• **Exercise goal**: Wherever the string "Bijbelse" shows up in the records below, return that line.

Dataset records section start

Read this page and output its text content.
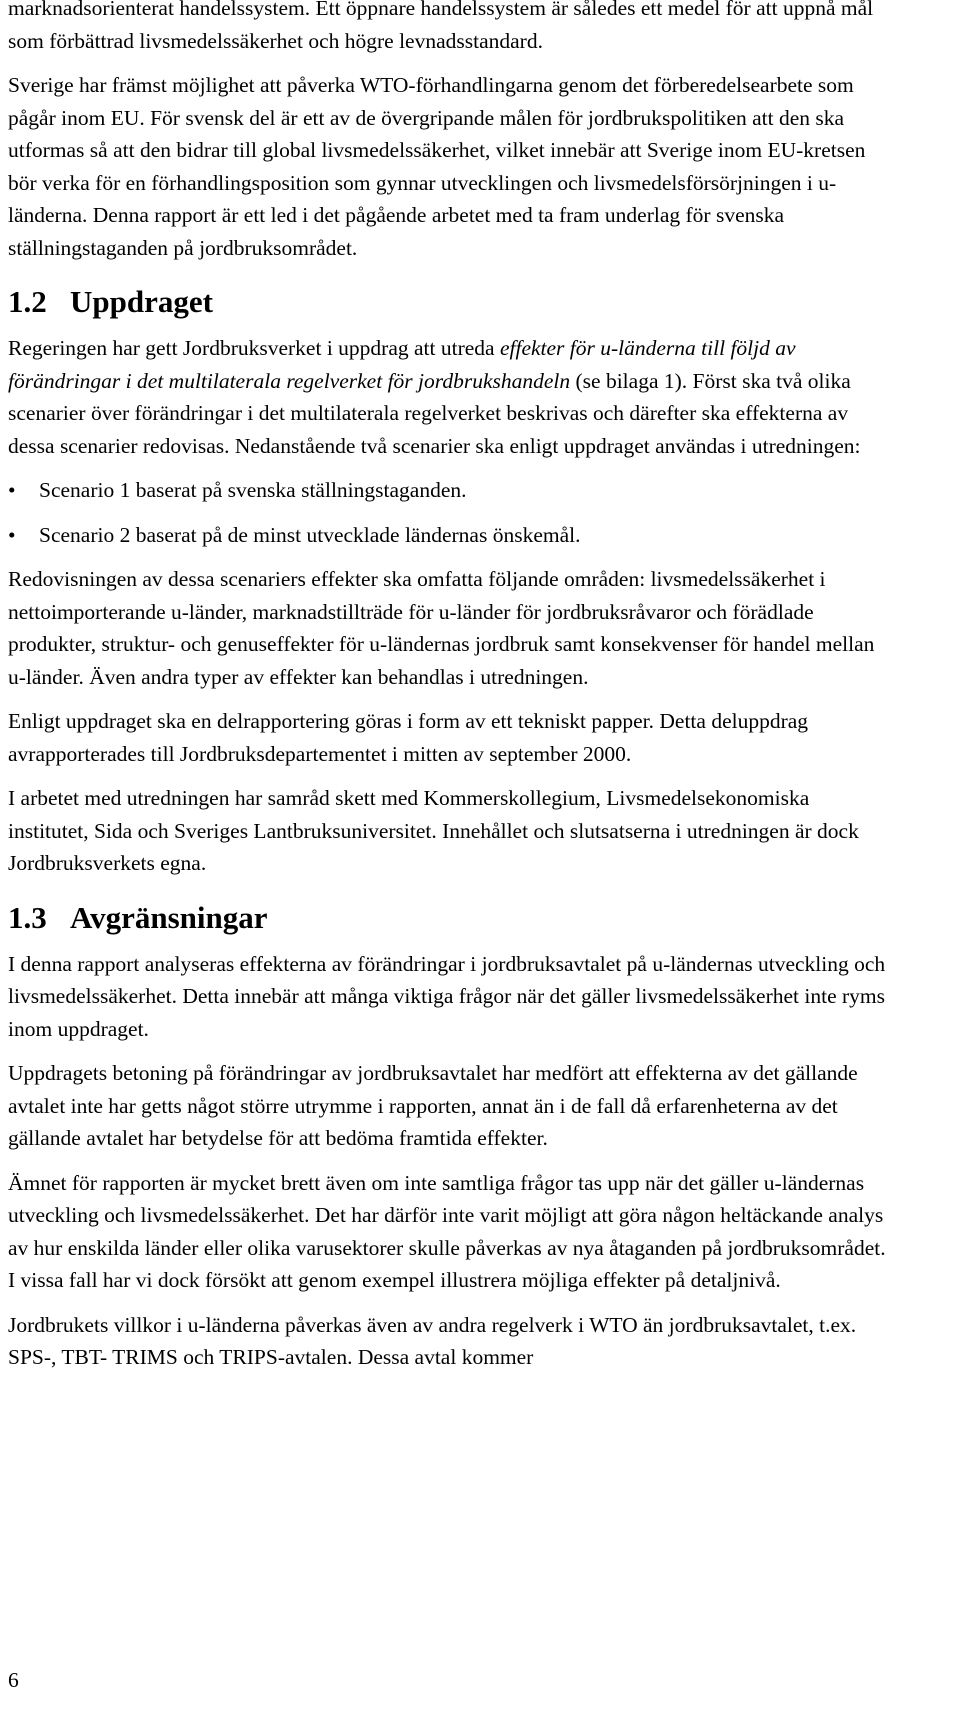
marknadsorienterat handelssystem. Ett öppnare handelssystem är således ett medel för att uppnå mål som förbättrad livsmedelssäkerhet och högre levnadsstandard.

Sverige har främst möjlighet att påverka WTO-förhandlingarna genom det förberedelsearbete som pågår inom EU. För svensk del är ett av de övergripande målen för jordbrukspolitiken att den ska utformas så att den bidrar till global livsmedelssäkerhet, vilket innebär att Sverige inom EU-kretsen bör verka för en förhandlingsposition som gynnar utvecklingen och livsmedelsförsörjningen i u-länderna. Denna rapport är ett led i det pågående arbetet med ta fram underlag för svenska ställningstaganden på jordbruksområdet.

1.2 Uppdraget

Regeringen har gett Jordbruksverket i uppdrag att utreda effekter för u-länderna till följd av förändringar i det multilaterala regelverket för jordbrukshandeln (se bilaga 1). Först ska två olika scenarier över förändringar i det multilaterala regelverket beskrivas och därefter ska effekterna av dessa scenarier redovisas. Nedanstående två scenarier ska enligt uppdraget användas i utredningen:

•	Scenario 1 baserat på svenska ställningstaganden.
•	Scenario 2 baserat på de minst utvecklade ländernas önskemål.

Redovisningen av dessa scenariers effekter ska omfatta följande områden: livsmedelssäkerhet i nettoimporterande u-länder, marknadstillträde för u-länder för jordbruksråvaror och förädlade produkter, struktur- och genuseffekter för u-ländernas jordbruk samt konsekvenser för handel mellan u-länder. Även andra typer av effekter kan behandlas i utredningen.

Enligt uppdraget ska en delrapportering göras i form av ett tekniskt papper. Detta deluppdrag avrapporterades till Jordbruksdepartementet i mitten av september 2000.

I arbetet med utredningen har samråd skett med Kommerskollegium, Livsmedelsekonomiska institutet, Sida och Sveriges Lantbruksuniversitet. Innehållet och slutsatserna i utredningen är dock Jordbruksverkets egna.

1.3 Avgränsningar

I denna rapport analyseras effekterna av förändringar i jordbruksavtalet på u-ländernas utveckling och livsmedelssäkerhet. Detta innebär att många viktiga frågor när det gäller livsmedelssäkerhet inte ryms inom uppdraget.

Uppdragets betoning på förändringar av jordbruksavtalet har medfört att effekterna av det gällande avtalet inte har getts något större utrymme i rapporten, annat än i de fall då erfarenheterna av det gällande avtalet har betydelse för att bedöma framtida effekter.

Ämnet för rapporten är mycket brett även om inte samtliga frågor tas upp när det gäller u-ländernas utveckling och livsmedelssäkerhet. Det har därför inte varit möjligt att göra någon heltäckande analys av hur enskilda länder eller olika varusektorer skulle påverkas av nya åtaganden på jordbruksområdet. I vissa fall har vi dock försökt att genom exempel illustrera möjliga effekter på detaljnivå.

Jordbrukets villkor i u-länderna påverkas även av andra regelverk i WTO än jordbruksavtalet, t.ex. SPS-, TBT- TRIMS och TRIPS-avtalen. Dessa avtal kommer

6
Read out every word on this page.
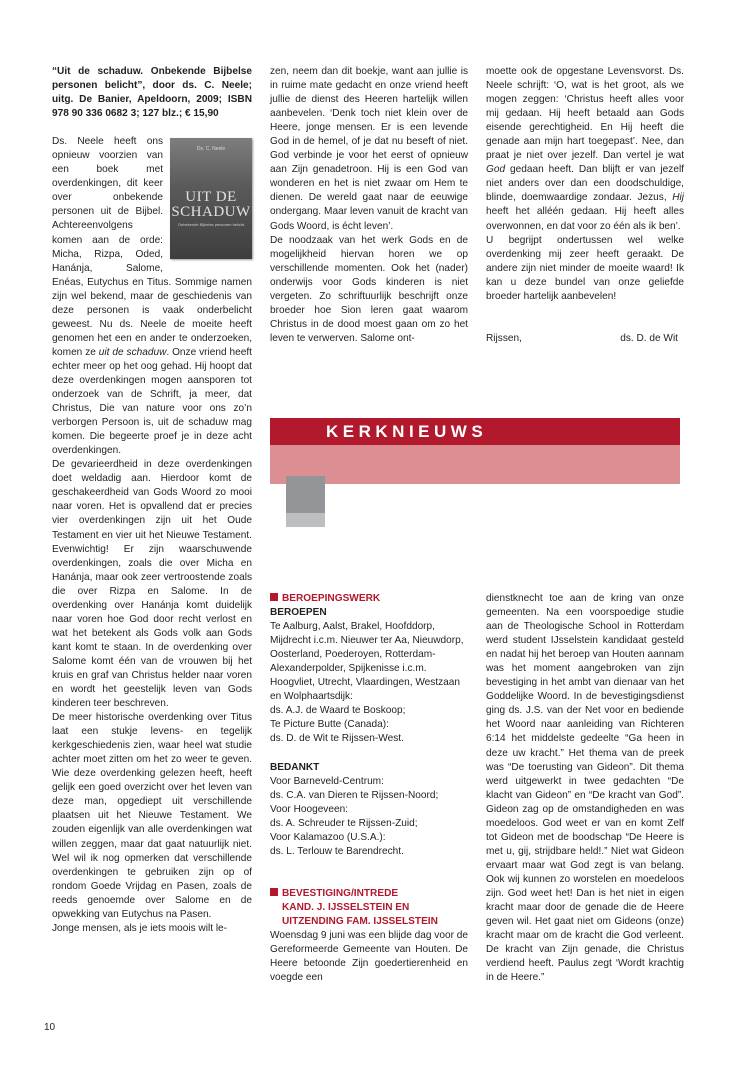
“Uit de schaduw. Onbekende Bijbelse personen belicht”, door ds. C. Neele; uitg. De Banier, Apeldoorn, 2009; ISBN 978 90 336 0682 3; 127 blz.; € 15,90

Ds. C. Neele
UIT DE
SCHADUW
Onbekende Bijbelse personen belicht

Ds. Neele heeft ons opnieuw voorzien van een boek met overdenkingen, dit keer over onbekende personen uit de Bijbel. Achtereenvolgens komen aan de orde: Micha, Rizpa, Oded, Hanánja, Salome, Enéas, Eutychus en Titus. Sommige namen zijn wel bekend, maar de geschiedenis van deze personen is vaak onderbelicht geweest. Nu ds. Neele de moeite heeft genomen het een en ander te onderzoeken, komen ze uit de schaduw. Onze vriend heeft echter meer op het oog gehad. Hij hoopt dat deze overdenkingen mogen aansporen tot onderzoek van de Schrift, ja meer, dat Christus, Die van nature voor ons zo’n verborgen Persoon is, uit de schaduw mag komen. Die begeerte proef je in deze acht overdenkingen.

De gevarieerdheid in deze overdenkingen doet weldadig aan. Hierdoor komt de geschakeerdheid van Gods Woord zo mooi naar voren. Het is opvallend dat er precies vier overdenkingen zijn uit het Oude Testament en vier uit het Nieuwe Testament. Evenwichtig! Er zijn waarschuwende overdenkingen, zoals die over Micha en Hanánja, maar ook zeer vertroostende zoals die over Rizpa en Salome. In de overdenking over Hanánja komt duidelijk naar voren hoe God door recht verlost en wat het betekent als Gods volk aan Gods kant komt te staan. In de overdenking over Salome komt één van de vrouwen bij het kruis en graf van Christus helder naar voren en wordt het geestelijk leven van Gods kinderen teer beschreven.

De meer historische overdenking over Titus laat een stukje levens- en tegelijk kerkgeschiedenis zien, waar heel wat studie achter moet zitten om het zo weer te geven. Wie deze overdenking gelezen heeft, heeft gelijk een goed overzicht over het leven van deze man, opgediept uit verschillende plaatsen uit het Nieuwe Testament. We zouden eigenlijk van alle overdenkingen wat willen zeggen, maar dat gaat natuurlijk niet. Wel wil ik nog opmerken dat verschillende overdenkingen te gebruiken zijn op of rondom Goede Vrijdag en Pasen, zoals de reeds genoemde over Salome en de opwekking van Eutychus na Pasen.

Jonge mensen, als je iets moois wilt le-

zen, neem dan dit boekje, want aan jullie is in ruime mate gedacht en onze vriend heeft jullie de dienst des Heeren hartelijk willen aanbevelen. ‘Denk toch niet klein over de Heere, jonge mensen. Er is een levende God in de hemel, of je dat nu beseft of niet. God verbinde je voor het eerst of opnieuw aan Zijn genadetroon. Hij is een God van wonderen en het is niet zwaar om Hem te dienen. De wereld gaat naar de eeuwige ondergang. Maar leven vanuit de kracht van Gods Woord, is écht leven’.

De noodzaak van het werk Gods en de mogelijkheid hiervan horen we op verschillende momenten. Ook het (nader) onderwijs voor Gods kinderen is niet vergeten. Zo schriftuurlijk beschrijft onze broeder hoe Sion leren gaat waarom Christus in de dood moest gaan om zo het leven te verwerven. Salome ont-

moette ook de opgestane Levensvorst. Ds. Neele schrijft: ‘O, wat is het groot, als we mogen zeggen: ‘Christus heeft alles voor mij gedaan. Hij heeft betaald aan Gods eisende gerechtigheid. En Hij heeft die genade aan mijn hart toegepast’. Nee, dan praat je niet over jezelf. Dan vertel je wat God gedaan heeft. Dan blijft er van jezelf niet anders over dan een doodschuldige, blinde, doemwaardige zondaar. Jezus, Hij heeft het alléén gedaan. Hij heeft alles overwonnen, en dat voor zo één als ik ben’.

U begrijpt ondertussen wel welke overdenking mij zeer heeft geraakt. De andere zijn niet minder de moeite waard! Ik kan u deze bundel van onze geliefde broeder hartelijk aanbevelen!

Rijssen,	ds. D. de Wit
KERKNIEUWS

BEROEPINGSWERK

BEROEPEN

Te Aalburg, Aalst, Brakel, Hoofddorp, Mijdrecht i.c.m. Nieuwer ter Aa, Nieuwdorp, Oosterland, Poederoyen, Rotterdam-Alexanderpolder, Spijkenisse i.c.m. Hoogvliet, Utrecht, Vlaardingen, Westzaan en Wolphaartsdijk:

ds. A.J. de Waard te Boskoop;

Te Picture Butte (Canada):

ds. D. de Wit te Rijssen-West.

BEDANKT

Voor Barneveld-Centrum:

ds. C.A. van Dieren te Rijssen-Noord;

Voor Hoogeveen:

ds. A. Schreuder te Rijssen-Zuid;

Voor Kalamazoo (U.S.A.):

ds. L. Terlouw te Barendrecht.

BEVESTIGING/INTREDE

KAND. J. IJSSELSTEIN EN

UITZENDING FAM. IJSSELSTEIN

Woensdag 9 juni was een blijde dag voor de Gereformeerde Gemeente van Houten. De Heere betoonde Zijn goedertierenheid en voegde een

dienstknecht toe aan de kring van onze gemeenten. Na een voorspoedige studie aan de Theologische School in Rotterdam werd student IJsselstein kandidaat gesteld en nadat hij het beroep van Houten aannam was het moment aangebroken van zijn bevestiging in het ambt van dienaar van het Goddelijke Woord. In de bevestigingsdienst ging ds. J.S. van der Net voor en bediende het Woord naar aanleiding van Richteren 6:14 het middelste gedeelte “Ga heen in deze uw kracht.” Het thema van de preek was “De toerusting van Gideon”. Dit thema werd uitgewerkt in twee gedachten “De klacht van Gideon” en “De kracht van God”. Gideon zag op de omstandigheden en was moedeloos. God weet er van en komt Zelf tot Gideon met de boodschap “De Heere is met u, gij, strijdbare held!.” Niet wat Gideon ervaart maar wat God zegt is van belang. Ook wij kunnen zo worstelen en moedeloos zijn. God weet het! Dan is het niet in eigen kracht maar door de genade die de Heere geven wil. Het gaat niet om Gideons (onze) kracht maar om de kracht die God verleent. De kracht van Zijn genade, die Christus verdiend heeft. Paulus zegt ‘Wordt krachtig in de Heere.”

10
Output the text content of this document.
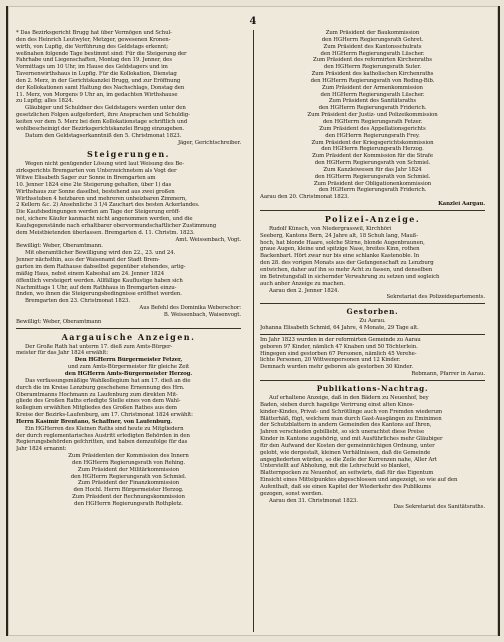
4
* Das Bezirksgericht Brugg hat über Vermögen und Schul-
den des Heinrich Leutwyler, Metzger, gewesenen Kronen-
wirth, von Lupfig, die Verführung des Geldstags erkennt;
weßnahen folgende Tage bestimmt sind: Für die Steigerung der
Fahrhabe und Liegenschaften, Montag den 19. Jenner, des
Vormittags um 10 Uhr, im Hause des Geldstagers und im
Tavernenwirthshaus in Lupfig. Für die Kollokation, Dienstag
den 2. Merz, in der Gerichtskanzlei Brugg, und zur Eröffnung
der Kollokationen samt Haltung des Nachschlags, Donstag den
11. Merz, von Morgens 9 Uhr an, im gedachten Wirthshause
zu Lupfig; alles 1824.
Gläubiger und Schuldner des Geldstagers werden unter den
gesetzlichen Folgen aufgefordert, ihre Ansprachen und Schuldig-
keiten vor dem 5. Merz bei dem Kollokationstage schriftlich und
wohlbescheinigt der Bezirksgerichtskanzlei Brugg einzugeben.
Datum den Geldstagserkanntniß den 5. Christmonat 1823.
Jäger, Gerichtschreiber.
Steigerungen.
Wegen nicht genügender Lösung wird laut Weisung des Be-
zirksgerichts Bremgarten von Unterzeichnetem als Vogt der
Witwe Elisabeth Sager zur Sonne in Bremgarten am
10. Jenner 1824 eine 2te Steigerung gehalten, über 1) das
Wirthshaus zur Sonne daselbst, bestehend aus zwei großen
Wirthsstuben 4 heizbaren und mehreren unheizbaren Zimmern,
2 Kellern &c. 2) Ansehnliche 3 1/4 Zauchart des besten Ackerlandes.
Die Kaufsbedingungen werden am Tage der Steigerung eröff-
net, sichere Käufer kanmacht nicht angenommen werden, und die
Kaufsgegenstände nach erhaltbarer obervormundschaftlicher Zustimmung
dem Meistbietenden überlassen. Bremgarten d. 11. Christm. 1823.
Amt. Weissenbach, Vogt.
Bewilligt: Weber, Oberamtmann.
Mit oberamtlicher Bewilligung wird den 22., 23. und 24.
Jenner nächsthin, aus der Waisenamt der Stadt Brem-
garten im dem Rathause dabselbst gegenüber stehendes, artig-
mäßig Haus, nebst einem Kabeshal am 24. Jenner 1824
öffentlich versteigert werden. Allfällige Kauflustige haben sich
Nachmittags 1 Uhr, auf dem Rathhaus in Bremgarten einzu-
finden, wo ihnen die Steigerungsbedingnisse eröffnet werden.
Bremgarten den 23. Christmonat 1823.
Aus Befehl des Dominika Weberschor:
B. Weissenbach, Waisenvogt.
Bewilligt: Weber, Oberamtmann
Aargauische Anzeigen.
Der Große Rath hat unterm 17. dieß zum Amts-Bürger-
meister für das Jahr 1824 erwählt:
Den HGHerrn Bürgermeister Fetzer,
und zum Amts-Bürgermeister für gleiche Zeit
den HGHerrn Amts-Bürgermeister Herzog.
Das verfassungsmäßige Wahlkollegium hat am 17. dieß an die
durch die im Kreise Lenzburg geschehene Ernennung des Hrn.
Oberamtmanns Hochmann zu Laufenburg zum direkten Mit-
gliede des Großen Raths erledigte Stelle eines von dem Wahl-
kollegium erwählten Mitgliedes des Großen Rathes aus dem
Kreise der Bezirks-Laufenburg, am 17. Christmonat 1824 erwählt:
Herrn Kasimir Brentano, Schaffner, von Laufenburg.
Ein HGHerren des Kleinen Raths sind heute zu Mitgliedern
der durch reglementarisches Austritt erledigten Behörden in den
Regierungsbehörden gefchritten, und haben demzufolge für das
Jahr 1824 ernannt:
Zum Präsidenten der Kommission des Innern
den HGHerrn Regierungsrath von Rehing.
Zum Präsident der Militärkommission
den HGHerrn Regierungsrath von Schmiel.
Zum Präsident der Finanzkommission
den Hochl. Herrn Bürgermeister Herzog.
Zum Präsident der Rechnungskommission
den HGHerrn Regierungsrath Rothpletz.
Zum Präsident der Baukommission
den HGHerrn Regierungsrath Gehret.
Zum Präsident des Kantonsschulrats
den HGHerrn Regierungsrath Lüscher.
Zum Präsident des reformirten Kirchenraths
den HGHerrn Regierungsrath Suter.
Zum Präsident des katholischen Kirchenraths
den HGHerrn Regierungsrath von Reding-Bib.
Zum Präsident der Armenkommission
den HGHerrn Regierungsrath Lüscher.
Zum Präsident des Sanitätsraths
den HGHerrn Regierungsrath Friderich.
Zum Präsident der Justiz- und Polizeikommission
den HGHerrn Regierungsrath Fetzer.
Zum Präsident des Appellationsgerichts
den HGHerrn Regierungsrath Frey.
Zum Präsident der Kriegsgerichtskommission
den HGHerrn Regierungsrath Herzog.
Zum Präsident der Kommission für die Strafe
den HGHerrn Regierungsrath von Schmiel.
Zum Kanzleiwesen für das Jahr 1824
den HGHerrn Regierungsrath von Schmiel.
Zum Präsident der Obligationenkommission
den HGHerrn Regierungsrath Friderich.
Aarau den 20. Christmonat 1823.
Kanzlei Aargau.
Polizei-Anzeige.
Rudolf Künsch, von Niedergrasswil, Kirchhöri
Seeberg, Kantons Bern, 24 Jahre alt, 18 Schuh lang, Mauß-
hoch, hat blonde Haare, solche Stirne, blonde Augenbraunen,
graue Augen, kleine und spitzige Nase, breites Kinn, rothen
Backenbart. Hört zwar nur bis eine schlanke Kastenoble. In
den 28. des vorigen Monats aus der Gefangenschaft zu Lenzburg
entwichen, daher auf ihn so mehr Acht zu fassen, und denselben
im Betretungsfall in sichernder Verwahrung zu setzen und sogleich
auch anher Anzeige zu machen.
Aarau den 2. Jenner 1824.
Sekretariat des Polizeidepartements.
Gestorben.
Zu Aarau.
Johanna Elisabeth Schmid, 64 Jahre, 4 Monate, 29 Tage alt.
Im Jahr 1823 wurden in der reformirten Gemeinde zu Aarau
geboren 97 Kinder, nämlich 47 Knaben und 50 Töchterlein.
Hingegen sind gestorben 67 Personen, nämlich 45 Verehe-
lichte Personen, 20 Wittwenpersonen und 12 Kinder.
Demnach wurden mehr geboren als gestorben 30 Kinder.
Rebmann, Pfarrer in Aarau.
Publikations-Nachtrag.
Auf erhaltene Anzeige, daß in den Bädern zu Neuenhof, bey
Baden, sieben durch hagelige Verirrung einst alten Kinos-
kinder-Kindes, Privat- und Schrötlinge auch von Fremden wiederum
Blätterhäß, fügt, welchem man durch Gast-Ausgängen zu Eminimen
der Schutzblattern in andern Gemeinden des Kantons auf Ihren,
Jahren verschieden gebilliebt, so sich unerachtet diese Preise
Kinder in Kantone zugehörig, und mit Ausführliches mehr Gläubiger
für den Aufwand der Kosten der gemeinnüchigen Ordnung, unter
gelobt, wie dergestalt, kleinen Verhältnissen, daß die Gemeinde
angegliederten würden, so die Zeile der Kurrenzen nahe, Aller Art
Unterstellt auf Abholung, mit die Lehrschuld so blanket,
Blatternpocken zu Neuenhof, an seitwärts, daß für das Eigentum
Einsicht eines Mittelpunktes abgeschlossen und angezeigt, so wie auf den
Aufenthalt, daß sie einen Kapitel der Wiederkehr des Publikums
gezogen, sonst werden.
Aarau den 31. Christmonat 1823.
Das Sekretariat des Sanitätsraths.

Dataset records section end

• **Answer box**:
“Uit de schaduw. Onbekende Bijbelse personen belicht”, door ds. C. Neele; uitg. De Banier, Apeldoorn, 2009; ISBN 978 90 336 0682 3; 127 blz.; € 15,90
Onbekende Bijbelse personen belicht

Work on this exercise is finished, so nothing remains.